● Required tasks:
a) In the WorldClim variable list, transcribe the passage that begins at the words "The variables in" and stops after "(standard deviation *100)".
b) Answer these from the WorldClim variable list:
(i) What variable does BIO1 stand for?
(ii) Which code names Precipitation of Driest Month?
(iii) What does BIO10 represent?
c) Write the next part of the WorldClim variable list, picking up after its last entry.

● Supplied text:
The variables in worldclim dataset follow nomenclature BIO1, BIO2, …, to BIO19 and actual environmental variables behind these codes are:

  • BIO1 = Annual Mean Temperature
  • BIO2 = Mean Diurnal Range (Mean of monthly (max temp ‐ min temp))
  • BIO3 = Isothermality (P2/P7) (* 100)
  • BIO4 = Temperature Seasonality (standard deviation *100)
  • BIO5 = Max Temperature of Warmest Month
  • BIO6 = Min Temperature of Coldest Month
  • BIO7 = Temperature Annual Range (P5‐P6)
  • BIO8 = Mean Temperature of Wettest Quarter
  • BIO9 = Mean Temperature of Driest Quarter
  • BIO10 = Mean Temperature of Warmest Quarter
  • BIO11 = Mean Temperature of Coldest Quarter
  • BIO12 = Annual Precipitation
  • BIO13 = Precipitation of Wettest Month
  • BIO14 = Precipitation of Driest Month
  • BIO15 = Precipitation Seasonality (Coefficient of Variation)

● Recorded data:
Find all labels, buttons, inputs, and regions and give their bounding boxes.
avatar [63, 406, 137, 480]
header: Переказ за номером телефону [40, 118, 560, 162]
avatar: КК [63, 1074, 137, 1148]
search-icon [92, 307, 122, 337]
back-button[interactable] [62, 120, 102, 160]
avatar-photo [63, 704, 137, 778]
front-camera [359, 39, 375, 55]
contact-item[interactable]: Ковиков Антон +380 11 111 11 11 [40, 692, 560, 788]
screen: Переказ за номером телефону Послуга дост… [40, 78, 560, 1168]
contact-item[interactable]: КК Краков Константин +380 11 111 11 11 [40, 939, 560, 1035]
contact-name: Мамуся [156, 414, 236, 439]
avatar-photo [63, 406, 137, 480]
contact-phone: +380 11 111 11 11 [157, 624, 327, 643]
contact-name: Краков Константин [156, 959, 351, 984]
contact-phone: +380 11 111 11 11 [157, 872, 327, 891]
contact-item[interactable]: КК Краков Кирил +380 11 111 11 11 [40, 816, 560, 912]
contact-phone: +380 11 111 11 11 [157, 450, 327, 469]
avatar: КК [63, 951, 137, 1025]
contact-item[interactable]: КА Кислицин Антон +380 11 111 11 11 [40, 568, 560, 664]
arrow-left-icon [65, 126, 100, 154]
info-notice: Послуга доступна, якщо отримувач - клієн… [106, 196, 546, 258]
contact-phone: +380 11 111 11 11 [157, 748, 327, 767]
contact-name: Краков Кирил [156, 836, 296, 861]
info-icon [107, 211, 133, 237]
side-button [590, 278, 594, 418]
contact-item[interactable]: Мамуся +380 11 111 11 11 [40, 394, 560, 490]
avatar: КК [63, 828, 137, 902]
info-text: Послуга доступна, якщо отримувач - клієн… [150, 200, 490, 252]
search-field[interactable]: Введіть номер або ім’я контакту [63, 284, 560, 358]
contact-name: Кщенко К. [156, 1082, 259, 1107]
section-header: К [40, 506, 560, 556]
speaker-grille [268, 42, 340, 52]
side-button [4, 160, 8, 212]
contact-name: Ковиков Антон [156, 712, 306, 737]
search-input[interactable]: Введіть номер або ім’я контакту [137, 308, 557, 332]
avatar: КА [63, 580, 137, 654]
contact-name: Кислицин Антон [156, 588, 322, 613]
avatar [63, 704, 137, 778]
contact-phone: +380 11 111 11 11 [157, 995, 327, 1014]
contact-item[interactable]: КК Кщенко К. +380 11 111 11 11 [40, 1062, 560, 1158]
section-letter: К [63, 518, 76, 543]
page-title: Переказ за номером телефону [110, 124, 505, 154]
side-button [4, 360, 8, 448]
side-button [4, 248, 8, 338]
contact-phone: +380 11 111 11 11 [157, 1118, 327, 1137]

● Final answers:
a)
The variables in worldclim dataset follow nomenclature BIO1, BIO2, …, to BIO19 and actual environmental variables behind these codes are:

  • BIO1 = Annual Mean Temperature
  • BIO2 = Mean Diurnal Range (Mean of monthly (max temp ‐ min temp))
  • BIO3 = Isothermality (P2/P7) (* 100)
  • BIO4 = Temperature Seasonality (standard deviation *100)

b)
(i) Annual Mean Temperature
(ii) BIO14
(iii) Mean Temperature of Warmest Quarter

c)
  • BIO16 = Precipitation of Wettest Quarter
  • BIO17 = Precipitation of Driest Quarter
  • BIO18 = Precipitation of Warmest Quarter
  • BIO19 = Precipitation of Coldest Quarter

We access and download global bioclimatic variables with function worldclim_global() from geodata() package. We assign downloaded data to bioclim_data object. We will download the data at spatial resolution of 2.5 degrees (~4.8 km; res =). With var = "bio" we define that we want to download bioclimatic variables dataset.We assigned this data to a single object named bioclim_data.

As this dataset is of roughly 650 MB, it might take a while to download.

install.packages("geodata") 

library(geodata)
library(terra)
# Download Bioclim variables
# might take some time to download!!!
bioclim_data <- geodata::worldclim_global(var = "bio",
                                          res = 2.5,
                                          path = "01_data")

The dataset is of class SpatRaster and contains 19 separate layers that are also downloaded to your hard-drive. Next time you use this command, data will be imported from your computer instead of dowloaded from the internet (faster).

class(bioclim_data) ; names(bioclim_data)
[1] "SpatRaster"
attr(,"package")
[1] "terra"
 [1] "wc2.1_2.5m_bio_1"  "wc2.1_2.5m_bio_2"  "wc2.1_2.5m_bio_3" 
 [4] "wc2.1_2.5m_bio_4"  "wc2.1_2.5m_bio_5"  "wc2.1_2.5m_bio_6" 
 [7] "wc2.1_2.5m_bio_7"  "wc2.1_2.5m_bio_8"  "wc2.1_2.5m_bio_9" 
[10] "wc2.1_2.5m_bio_10" "wc2.1_2.5m_bio_11" "wc2.1_2.5m_bio_12"
[13] "wc2.1_2.5m_bio_13" "wc2.1_2.5m_bio_14" "wc2.1_2.5m_bio_15"
[16] "wc2.1_2.5m_bio_16" "wc2.1_2.5m_bio_17" "wc2.1_2.5m_bio_18"
[19] "wc2.1_2.5m_bio_19"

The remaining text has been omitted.